### TO BE DONE
Print all the entries verbatim.

### THE INPUT
* * * * *
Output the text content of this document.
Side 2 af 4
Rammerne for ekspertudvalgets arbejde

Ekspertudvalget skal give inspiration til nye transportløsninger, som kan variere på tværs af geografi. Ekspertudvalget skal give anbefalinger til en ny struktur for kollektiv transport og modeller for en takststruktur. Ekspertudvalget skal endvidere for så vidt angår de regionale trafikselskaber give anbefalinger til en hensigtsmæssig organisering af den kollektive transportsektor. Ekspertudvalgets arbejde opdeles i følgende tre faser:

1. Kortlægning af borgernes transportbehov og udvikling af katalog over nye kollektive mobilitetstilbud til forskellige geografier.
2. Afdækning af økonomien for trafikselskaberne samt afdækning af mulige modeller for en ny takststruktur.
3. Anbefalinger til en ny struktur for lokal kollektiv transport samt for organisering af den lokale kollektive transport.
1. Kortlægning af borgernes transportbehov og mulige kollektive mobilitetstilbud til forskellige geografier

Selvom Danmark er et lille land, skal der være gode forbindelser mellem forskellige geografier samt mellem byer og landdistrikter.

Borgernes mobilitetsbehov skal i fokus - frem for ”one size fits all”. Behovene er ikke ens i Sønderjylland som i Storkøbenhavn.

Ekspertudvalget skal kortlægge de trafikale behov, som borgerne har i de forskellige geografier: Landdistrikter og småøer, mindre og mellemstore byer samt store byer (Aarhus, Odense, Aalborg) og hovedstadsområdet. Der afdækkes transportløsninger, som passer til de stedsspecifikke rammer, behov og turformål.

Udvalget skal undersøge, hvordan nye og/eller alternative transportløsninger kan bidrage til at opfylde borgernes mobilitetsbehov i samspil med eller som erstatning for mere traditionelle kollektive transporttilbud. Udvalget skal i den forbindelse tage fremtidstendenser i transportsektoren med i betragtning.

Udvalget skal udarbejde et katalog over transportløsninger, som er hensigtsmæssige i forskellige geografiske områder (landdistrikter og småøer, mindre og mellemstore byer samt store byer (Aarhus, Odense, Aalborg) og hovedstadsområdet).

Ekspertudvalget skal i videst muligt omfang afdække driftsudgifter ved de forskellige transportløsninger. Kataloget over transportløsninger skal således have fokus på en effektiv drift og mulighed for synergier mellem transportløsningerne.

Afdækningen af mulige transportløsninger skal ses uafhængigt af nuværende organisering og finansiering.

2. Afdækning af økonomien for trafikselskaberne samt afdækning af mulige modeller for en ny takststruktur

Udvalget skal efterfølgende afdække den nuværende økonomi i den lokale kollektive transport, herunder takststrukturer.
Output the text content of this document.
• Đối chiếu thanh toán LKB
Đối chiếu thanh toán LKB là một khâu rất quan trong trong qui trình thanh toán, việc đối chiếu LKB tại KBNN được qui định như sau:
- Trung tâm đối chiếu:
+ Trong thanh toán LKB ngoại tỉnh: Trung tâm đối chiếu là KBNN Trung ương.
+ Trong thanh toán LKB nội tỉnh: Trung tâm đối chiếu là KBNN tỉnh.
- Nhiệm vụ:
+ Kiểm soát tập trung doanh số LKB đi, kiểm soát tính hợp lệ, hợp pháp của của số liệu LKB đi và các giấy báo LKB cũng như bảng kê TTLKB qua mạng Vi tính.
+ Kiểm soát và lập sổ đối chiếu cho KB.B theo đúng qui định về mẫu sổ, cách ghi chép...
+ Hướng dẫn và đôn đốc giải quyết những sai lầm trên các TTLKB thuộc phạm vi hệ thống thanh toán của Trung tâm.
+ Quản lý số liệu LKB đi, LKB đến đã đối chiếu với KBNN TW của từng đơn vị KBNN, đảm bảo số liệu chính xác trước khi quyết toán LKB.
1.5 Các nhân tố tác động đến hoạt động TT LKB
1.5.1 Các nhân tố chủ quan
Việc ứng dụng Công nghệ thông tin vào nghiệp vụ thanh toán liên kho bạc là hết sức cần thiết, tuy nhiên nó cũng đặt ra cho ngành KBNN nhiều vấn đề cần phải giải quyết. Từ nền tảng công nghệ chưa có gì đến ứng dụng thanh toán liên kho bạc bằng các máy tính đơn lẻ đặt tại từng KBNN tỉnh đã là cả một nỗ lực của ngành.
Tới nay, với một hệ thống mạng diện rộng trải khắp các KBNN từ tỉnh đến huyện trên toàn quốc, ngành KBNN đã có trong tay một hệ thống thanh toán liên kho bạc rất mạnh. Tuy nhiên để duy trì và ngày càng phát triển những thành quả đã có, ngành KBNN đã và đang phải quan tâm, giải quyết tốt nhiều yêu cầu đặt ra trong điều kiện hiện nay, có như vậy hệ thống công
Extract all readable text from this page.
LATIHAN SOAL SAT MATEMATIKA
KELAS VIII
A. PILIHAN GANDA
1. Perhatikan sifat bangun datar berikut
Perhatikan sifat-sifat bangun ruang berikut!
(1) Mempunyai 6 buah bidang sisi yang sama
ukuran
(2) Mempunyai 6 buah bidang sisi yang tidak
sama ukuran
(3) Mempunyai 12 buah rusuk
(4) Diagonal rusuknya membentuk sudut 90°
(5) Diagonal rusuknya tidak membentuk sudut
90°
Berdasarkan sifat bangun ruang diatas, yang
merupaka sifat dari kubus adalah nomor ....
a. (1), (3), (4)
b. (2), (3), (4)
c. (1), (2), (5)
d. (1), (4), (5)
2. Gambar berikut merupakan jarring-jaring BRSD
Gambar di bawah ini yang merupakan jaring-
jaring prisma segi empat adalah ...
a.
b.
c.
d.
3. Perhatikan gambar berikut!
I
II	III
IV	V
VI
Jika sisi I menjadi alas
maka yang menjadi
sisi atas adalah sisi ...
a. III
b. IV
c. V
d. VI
* * * * *
### ANSWER BELOW
Output the text content of this document.
Side 2 af 4
Rammerne for ekspertudvalgets arbejde

Ekspertudvalget skal give inspiration til nye transportløsninger, som kan variere på tværs af geografi. Ekspertudvalget skal give anbefalinger til en ny struktur for kollektiv transport og modeller for en takststruktur. Ekspertudvalget skal endvidere for så vidt angår de regionale trafikselskaber give anbefalinger til en hensigtsmæssig organisering af den kollektive transportsektor. Ekspertudvalgets arbejde opdeles i følgende tre faser:

1. Kortlægning af borgernes transportbehov og udvikling af katalog over nye kollektive mobilitetstilbud til forskellige geografier.
2. Afdækning af økonomien for trafikselskaberne samt afdækning af mulige modeller for en ny takststruktur.
3. Anbefalinger til en ny struktur for lokal kollektiv transport samt for organisering af den lokale kollektive transport.
1. Kortlægning af borgernes transportbehov og mulige kollektive mobilitetstilbud til forskellige geografier

Selvom Danmark er et lille land, skal der være gode forbindelser mellem forskellige geografier samt mellem byer og landdistrikter.

Borgernes mobilitetsbehov skal i fokus - frem for ”one size fits all”. Behovene er ikke ens i Sønderjylland som i Storkøbenhavn.

Ekspertudvalget skal kortlægge de trafikale behov, som borgerne har i de forskellige geografier: Landdistrikter og småøer, mindre og mellemstore byer samt store byer (Aarhus, Odense, Aalborg) og hovedstadsområdet. Der afdækkes transportløsninger, som passer til de stedsspecifikke rammer, behov og turformål.

Udvalget skal undersøge, hvordan nye og/eller alternative transportløsninger kan bidrage til at opfylde borgernes mobilitetsbehov i samspil med eller som erstatning for mere traditionelle kollektive transporttilbud. Udvalget skal i den forbindelse tage fremtidstendenser i transportsektoren med i betragtning.

Udvalget skal udarbejde et katalog over transportløsninger, som er hensigtsmæssige i forskellige geografiske områder (landdistrikter og småøer, mindre og mellemstore byer samt store byer (Aarhus, Odense, Aalborg) og hovedstadsområdet).

Ekspertudvalget skal i videst muligt omfang afdække driftsudgifter ved de forskellige transportløsninger. Kataloget over transportløsninger skal således have fokus på en effektiv drift og mulighed for synergier mellem transportløsningerne.

Afdækningen af mulige transportløsninger skal ses uafhængigt af nuværende organisering og finansiering.

2. Afdækning af økonomien for trafikselskaberne samt afdækning af mulige modeller for en ny takststruktur

Udvalget skal efterfølgende afdække den nuværende økonomi i den lokale kollektive transport, herunder takststrukturer.
Output the text content of this document.
• Đối chiếu thanh toán LKB
Đối chiếu thanh toán LKB là một khâu rất quan trong trong qui trình thanh toán, việc đối chiếu LKB tại KBNN được qui định như sau:
- Trung tâm đối chiếu:
+ Trong thanh toán LKB ngoại tỉnh: Trung tâm đối chiếu là KBNN Trung ương.
+ Trong thanh toán LKB nội tỉnh: Trung tâm đối chiếu là KBNN tỉnh.
- Nhiệm vụ:
+ Kiểm soát tập trung doanh số LKB đi, kiểm soát tính hợp lệ, hợp pháp của của số liệu LKB đi và các giấy báo LKB cũng như bảng kê TTLKB qua mạng Vi tính.
+ Kiểm soát và lập sổ đối chiếu cho KB.B theo đúng qui định về mẫu sổ, cách ghi chép...
+ Hướng dẫn và đôn đốc giải quyết những sai lầm trên các TTLKB thuộc phạm vi hệ thống thanh toán của Trung tâm.
+ Quản lý số liệu LKB đi, LKB đến đã đối chiếu với KBNN TW của từng đơn vị KBNN, đảm bảo số liệu chính xác trước khi quyết toán LKB.
1.5 Các nhân tố tác động đến hoạt động TT LKB
1.5.1 Các nhân tố chủ quan
Việc ứng dụng Công nghệ thông tin vào nghiệp vụ thanh toán liên kho bạc là hết sức cần thiết, tuy nhiên nó cũng đặt ra cho ngành KBNN nhiều vấn đề cần phải giải quyết. Từ nền tảng công nghệ chưa có gì đến ứng dụng thanh toán liên kho bạc bằng các máy tính đơn lẻ đặt tại từng KBNN tỉnh đã là cả một nỗ lực của ngành.
Tới nay, với một hệ thống mạng diện rộng trải khắp các KBNN từ tỉnh đến huyện trên toàn quốc, ngành KBNN đã có trong tay một hệ thống thanh toán liên kho bạc rất mạnh. Tuy nhiên để duy trì và ngày càng phát triển những thành quả đã có, ngành KBNN đã và đang phải quan tâm, giải quyết tốt nhiều yêu cầu đặt ra trong điều kiện hiện nay, có như vậy hệ thống công
Extract all readable text from this page.
LATIHAN SOAL SAT MATEMATIKA
KELAS VIII
A. PILIHAN GANDA
1. Perhatikan sifat bangun datar berikut
Perhatikan sifat-sifat bangun ruang berikut!
(1) Mempunyai 6 buah bidang sisi yang sama
ukuran
(2) Mempunyai 6 buah bidang sisi yang tidak
sama ukuran
(3) Mempunyai 12 buah rusuk
(4) Diagonal rusuknya membentuk sudut 90°
(5) Diagonal rusuknya tidak membentuk sudut
90°
Berdasarkan sifat bangun ruang diatas, yang
merupaka sifat dari kubus adalah nomor ....
a. (1), (3), (4)
b. (2), (3), (4)
c. (1), (2), (5)
d. (1), (4), (5)
2. Gambar berikut merupakan jarring-jaring BRSD
Gambar di bawah ini yang merupakan jaring-
jaring prisma segi empat adalah ...
a.
b.
c.
d.
3. Perhatikan gambar berikut!
I
II	III
IV	V
VI
Jika sisi I menjadi alas
maka yang menjadi
sisi atas adalah sisi ...
a. III
b. IV
c. V
d. VI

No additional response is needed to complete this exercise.